── GIVEN RECORDS
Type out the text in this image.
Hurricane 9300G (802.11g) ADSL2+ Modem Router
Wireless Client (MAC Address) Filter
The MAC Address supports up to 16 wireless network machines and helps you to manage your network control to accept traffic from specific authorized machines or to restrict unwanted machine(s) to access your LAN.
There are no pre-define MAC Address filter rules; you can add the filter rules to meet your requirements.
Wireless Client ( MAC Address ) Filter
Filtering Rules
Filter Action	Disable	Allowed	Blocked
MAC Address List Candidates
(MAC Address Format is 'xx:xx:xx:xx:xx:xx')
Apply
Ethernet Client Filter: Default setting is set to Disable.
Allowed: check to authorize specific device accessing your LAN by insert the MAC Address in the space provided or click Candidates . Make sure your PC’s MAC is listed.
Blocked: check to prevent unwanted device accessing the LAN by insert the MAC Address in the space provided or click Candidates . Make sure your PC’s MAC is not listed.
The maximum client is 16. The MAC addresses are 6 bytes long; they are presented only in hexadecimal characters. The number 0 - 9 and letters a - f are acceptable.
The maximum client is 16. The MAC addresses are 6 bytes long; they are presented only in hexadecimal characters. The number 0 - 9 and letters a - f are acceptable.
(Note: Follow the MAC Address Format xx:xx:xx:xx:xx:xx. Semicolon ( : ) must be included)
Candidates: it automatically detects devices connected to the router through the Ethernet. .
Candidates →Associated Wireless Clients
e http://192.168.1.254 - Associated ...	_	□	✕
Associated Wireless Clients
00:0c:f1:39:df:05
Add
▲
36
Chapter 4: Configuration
────
INSTRUCTIONS FOR THE TASK
Copy out each line in the listing that has the word "sure".

REPLY
Allowed: check to authorize specific device accessing your LAN by insert the MAC Address in the space provided or click Candidates . Make sure your PC’s MAC is listed.
Blocked: check to prevent unwanted device accessing the LAN by insert the MAC Address in the space provided or click Candidates . Make sure your PC’s MAC is not listed.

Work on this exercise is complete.